**DIRECTIVE:** Report the number of lines where the string "Land" occurs, and write nothing else.

**ENTRIES SUPPLIED:**
· · ·

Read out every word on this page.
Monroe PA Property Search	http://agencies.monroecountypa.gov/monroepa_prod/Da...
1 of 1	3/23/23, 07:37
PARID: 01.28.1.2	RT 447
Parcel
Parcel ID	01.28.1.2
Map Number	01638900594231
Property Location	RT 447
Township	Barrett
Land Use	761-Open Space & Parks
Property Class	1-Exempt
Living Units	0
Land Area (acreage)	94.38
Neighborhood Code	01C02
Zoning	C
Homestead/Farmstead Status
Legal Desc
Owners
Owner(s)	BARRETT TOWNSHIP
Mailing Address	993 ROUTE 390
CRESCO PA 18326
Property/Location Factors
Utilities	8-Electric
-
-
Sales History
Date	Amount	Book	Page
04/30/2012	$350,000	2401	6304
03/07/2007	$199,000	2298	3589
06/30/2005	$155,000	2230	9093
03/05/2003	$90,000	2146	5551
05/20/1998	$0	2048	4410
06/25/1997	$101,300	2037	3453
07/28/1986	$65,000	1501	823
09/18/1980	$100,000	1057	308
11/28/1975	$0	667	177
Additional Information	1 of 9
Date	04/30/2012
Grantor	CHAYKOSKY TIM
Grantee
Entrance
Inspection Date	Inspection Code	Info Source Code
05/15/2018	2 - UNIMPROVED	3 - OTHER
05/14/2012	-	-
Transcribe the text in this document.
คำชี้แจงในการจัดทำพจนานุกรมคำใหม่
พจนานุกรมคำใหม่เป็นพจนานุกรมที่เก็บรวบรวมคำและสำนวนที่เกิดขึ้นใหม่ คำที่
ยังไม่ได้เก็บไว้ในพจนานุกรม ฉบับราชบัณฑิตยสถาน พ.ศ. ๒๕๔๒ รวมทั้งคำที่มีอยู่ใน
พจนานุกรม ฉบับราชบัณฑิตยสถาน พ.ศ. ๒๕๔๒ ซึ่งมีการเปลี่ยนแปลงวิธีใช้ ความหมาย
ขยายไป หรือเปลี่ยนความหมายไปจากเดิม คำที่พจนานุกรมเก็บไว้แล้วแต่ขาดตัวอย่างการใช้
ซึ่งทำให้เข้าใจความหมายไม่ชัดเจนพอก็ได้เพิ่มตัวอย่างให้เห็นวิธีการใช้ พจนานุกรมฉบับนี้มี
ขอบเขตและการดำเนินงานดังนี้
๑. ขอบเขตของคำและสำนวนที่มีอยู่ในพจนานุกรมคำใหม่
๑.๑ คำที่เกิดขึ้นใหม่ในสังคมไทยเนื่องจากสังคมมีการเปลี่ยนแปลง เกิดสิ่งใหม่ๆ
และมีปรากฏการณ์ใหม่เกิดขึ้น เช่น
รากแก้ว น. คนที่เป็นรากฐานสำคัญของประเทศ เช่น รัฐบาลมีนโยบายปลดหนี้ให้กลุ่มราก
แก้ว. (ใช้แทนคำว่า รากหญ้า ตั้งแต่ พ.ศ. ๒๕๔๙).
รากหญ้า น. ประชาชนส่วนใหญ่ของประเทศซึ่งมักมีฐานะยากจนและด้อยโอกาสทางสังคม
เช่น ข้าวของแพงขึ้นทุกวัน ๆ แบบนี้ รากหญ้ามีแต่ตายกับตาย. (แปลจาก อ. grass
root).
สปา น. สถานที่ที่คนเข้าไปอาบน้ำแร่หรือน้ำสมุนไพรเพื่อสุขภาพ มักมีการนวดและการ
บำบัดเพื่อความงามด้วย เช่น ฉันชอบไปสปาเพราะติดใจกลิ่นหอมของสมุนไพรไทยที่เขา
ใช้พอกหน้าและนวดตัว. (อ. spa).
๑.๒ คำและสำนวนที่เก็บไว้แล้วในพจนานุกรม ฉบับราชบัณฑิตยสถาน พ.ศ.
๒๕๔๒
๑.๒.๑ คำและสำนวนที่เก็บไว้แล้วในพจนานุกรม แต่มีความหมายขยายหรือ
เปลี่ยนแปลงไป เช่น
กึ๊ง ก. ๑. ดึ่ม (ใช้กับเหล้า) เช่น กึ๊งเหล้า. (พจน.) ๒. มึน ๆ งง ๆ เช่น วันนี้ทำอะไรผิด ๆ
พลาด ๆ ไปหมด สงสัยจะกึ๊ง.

· · ·

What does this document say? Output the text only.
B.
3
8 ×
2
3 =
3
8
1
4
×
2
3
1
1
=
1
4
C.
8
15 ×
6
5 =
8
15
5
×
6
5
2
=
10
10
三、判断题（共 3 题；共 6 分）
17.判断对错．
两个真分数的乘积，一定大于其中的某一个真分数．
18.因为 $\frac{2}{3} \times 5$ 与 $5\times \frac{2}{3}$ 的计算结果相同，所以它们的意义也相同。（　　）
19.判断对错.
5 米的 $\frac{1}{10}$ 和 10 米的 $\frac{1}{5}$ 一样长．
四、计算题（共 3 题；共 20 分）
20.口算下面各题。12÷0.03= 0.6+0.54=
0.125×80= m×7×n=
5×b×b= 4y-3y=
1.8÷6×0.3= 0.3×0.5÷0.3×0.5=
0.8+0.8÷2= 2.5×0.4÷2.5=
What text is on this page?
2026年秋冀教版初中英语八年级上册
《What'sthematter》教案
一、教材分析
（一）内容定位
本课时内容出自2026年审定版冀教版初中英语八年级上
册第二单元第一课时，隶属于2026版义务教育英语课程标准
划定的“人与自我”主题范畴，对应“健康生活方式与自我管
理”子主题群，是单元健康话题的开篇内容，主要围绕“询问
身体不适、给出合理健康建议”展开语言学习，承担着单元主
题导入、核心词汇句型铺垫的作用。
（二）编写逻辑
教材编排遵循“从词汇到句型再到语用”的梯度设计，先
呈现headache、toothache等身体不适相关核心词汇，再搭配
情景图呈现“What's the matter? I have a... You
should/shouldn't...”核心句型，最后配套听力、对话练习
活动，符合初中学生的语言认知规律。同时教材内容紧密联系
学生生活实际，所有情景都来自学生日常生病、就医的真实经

· · ·

**TASK RESULT:** 2